(Page transcription dataset items)
%%

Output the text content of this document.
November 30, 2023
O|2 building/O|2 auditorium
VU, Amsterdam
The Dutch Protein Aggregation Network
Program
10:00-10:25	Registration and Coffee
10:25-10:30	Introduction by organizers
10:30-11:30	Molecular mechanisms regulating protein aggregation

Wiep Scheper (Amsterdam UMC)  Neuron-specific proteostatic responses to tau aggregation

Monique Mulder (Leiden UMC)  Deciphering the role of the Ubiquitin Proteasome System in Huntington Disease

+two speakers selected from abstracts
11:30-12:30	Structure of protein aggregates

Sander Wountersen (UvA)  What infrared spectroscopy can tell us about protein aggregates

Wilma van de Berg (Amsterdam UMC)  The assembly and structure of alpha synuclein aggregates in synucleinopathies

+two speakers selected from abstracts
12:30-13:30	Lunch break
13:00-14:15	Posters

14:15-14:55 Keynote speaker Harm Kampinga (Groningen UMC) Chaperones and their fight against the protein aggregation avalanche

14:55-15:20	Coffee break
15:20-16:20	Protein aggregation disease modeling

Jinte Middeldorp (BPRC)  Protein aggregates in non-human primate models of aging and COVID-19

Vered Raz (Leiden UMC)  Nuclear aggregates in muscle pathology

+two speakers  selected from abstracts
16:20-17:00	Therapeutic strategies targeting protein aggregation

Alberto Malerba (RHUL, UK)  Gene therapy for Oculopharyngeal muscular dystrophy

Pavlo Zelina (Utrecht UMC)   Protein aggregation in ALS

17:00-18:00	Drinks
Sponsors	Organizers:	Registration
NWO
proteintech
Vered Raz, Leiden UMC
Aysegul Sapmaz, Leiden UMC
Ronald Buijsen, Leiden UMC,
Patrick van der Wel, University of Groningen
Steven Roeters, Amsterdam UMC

%%

Which of the lines above hold the word "Leiden"? Copy each one.

Monique Mulder (Leiden UMC)  Deciphering the role of the Ubiquitin Proteasome System in Huntington Disease
Vered Raz (Leiden UMC)  Nuclear aggregates in muscle pathology
Vered Raz, Leiden UMC
Aysegul Sapmaz, Leiden UMC
Ronald Buijsen, Leiden UMC,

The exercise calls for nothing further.